_Given task_
Go through the listing below and gather every line with the word "您的包裹已到达".

# start of Supplied material

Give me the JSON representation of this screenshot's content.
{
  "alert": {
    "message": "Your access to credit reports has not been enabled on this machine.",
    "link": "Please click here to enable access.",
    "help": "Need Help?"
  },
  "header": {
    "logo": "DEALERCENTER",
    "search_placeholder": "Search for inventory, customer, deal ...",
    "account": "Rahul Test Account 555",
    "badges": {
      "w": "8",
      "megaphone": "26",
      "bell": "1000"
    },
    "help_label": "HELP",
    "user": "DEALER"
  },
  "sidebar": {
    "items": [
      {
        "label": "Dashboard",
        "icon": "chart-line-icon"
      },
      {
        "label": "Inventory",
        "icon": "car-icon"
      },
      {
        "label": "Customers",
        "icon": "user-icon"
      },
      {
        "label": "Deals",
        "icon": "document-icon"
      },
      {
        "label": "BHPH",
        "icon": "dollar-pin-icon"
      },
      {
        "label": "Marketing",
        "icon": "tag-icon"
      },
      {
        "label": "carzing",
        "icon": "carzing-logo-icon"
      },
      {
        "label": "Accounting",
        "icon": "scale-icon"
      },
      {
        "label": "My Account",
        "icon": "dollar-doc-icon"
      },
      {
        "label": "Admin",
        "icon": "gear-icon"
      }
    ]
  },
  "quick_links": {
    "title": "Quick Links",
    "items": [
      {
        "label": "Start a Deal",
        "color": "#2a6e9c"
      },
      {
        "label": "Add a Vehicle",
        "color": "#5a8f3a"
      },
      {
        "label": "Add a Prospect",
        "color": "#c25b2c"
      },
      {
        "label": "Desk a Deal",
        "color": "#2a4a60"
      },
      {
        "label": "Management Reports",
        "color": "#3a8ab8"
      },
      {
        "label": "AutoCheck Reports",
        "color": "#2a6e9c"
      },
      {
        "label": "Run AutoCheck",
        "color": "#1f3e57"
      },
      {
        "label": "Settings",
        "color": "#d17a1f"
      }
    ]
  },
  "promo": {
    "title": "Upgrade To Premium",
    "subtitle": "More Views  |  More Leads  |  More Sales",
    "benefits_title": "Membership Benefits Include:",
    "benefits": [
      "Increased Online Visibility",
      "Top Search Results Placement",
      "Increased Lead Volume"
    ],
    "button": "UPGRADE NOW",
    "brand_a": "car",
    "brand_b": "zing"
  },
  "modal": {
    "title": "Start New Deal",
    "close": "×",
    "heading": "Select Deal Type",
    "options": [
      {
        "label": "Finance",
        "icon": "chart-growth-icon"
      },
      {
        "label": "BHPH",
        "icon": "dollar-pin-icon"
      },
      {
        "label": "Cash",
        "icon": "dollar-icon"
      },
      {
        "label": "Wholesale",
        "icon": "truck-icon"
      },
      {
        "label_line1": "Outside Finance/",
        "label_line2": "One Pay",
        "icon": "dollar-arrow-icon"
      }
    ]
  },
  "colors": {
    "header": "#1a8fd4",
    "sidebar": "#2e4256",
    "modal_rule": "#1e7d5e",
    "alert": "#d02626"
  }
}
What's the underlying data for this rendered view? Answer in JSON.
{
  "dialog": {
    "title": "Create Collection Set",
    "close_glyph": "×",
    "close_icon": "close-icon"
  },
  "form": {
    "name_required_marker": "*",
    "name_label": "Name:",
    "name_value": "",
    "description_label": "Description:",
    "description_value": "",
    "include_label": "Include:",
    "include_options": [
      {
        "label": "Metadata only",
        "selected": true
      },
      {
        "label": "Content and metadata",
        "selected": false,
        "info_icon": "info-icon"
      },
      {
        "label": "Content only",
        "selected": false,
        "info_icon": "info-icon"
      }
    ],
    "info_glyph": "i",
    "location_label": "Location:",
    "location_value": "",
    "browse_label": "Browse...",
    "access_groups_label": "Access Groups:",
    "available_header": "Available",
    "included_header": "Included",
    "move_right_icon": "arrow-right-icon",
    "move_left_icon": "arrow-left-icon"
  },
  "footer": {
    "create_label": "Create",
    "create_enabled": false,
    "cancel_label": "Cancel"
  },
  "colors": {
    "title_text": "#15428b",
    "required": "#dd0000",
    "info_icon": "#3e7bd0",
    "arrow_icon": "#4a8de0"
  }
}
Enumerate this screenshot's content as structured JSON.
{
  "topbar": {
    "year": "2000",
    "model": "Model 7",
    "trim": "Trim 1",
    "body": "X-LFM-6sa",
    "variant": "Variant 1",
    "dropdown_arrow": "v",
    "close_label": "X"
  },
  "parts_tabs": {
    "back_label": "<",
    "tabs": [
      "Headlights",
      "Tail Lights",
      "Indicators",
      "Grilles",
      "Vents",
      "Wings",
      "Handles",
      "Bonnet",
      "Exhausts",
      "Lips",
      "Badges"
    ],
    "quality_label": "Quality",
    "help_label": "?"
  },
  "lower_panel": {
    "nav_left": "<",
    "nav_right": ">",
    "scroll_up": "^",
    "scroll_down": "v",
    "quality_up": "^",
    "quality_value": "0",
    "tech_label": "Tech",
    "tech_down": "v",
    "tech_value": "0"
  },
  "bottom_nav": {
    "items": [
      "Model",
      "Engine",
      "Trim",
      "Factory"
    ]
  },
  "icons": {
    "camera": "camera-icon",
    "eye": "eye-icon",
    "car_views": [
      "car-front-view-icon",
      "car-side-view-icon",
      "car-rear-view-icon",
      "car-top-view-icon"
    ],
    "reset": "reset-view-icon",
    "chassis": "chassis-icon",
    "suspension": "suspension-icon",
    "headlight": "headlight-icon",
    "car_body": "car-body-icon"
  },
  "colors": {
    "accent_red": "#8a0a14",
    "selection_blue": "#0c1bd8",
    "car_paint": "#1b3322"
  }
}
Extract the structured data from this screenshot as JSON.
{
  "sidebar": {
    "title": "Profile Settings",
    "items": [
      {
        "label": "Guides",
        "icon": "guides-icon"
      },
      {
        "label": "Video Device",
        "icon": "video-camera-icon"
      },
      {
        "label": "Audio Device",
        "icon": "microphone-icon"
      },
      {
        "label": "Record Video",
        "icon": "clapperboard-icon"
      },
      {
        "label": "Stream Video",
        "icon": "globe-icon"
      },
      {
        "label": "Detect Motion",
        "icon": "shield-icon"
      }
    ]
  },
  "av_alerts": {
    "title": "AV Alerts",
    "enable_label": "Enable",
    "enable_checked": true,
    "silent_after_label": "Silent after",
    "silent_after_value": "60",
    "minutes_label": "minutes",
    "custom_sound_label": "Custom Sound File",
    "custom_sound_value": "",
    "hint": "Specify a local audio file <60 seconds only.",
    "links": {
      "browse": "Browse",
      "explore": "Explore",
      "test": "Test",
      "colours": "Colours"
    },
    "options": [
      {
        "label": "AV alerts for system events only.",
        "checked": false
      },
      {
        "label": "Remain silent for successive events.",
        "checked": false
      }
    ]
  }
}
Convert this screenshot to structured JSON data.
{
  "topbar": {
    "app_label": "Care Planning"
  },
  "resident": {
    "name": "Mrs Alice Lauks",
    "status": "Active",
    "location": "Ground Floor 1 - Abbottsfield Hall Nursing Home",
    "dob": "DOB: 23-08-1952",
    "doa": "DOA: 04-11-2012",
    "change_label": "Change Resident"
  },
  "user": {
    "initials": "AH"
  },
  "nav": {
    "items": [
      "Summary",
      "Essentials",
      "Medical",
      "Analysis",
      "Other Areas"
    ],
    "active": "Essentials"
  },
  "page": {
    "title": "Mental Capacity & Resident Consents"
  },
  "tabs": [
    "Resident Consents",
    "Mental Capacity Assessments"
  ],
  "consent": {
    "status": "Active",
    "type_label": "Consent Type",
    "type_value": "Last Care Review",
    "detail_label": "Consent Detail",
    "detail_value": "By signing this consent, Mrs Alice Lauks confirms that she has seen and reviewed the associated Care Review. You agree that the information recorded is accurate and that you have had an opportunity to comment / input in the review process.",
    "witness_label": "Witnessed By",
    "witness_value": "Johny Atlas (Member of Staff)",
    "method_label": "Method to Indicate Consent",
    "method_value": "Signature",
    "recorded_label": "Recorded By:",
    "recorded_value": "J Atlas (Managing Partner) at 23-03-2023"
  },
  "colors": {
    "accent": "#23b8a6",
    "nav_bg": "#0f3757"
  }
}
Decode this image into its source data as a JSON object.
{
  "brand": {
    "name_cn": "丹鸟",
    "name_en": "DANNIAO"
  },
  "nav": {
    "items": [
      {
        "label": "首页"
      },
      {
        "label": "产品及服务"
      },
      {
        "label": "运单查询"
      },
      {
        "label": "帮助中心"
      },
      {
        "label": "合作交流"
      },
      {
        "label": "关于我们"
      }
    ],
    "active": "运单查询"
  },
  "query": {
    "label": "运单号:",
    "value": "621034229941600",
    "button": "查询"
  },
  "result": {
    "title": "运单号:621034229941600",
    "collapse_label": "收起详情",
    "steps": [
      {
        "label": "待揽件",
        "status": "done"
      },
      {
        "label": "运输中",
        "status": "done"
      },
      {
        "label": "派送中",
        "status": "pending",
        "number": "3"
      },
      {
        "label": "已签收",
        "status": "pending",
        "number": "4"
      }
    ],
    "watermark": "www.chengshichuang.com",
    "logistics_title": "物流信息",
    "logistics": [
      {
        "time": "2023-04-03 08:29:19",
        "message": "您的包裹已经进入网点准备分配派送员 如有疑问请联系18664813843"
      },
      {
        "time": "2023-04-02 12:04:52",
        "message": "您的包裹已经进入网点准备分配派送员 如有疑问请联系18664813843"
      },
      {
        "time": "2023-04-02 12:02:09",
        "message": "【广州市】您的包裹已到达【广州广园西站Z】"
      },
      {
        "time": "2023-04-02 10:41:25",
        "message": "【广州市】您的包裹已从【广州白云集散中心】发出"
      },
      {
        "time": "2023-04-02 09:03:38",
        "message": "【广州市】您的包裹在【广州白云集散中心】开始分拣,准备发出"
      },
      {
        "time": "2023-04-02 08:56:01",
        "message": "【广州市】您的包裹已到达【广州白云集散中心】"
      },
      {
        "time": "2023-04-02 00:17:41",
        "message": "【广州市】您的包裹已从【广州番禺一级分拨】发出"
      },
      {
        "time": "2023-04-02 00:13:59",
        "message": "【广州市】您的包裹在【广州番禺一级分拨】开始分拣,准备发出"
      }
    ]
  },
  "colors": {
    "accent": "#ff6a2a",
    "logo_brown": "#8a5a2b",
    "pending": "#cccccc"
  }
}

# end of Supplied material

_Exercise solution_
        "message": "【广州市】您的包裹已到达【广州广园西站Z】"
        "message": "【广州市】您的包裹已到达【广州白云集散中心】"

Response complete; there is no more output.